*Exercise task*
Collect every line of the material that contains the word "flat".

*Given information*
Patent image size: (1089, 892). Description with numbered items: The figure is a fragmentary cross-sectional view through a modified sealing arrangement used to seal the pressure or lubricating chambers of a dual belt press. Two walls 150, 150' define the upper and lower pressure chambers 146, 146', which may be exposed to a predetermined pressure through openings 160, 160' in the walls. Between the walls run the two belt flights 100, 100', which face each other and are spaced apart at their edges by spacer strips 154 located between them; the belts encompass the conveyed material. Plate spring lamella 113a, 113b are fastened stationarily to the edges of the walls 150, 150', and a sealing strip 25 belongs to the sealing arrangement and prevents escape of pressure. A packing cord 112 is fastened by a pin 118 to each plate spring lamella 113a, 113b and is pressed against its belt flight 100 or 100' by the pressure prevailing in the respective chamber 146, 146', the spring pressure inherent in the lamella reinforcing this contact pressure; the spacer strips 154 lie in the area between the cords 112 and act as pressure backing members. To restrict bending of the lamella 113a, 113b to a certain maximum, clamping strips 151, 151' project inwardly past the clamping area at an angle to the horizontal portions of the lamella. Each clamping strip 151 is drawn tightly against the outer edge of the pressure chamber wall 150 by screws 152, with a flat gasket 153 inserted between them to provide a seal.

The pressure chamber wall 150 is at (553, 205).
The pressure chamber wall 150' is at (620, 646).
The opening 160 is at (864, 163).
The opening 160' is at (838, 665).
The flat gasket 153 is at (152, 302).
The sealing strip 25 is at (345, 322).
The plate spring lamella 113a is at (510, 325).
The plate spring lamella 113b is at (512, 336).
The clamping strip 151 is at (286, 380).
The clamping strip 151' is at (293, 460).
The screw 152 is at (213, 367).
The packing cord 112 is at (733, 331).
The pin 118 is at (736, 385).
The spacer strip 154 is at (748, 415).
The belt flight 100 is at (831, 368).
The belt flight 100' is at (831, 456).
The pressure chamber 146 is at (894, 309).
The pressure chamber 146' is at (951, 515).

*Exercise answer*
Patent image size: (1089, 892). Description with numbered items: The figure is a fragmentary cross-sectional view through a modified sealing arrangement used to seal the pressure or lubricating chambers of a dual belt press. Two walls 150, 150' define the upper and lower pressure chambers 146, 146', which may be exposed to a predetermined pressure through openings 160, 160' in the walls. Between the walls run the two belt flights 100, 100', which face each other and are spaced apart at their edges by spacer strips 154 located between them; the belts encompass the conveyed material. Plate spring lamella 113a, 113b are fastened stationarily to the edges of the walls 150, 150', and a sealing strip 25 belongs to the sealing arrangement and prevents escape of pressure. A packing cord 112 is fastened by a pin 118 to each plate spring lamella 113a, 113b and is pressed against its belt flight 100 or 100' by the pressure prevailing in the respective chamber 146, 146', the spring pressure inherent in the lamella reinforcing this contact pressure; the spacer strips 154 lie in the area between the cords 112 and act as pressure backing members. To restrict bending of the lamella 113a, 113b to a certain maximum, clamping strips 151, 151' project inwardly past the clamping area at an angle to the horizontal portions of the lamella. Each clamping strip 151 is drawn tightly against the outer edge of the pressure chamber wall 150 by screws 152, with a flat gasket 153 inserted between them to provide a seal.
The flat gasket 153 is at (152, 302).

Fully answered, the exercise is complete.